--- begin ---
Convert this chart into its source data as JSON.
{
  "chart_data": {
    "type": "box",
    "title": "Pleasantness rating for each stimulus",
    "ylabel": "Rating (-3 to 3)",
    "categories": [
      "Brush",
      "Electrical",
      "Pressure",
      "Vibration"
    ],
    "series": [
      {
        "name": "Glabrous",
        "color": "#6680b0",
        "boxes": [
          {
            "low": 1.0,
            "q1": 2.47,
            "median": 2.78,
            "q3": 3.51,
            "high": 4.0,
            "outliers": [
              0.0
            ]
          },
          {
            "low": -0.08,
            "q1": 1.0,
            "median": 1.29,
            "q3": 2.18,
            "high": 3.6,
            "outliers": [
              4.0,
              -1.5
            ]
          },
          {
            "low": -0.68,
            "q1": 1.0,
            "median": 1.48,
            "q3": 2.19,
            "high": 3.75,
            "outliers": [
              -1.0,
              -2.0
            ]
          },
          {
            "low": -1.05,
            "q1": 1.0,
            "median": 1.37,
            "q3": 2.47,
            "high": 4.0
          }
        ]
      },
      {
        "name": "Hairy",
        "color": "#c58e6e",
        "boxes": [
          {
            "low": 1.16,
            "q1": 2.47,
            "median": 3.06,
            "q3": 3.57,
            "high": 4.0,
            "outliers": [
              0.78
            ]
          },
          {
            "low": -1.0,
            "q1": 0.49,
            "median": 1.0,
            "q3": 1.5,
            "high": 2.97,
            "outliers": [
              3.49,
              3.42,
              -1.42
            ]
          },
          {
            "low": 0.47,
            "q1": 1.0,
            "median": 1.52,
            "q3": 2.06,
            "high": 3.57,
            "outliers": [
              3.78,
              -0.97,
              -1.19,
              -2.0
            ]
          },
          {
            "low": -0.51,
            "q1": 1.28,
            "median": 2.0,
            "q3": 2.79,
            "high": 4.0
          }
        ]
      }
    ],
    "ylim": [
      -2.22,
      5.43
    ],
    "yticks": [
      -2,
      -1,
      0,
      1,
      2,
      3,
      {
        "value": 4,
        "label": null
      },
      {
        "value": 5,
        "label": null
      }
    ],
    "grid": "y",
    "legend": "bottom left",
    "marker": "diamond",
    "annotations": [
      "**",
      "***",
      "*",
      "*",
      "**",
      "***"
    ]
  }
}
--- end ---
--- begin ---
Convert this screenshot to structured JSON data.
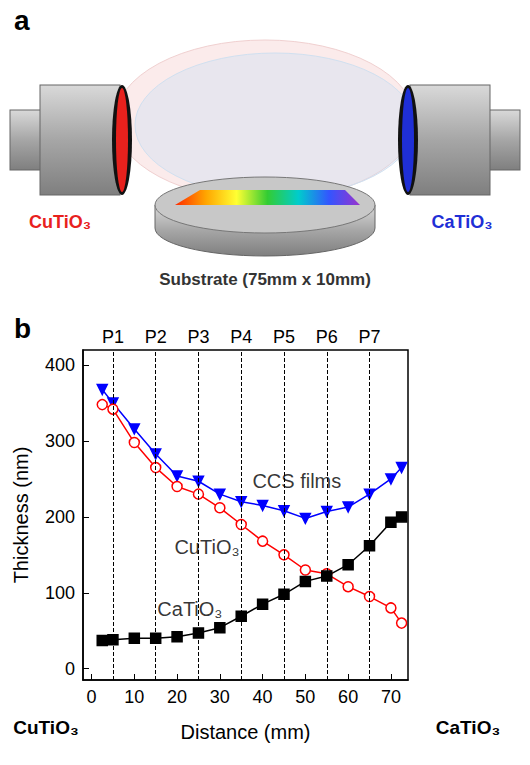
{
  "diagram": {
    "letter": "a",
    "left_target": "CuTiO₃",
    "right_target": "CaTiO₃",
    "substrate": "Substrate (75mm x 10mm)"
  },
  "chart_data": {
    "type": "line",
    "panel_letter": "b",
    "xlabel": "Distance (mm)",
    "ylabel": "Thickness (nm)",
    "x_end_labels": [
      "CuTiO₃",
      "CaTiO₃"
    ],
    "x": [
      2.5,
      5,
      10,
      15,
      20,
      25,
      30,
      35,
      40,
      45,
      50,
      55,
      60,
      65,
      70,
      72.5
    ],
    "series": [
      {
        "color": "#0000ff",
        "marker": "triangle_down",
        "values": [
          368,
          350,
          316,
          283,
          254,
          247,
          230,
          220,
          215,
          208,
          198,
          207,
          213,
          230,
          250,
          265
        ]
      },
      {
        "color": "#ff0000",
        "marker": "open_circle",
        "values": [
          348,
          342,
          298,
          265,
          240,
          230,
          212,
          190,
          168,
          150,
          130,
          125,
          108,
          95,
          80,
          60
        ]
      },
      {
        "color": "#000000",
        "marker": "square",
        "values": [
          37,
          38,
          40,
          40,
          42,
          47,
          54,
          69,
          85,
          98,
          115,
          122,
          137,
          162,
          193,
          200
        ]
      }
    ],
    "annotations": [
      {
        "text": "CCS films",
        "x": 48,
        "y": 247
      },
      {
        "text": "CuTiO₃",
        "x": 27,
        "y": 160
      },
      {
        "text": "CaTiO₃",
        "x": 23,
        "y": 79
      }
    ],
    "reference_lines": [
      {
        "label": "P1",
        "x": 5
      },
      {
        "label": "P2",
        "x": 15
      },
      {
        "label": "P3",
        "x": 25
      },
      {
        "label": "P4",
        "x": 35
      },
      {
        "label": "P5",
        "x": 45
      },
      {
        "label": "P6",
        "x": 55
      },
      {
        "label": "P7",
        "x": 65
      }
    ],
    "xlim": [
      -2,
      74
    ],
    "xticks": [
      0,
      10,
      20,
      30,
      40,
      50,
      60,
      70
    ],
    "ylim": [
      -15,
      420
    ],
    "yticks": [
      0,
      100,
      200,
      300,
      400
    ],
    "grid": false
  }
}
--- end ---
◆ GIVEN INSTRUCTION ◆
Look through the entries above and report each line where the string "ylabel" occurs.

◆ REPLY ◆
    "ylabel": "Rating (-3 to 3)",
    "ylabel": "Thickness (nm)",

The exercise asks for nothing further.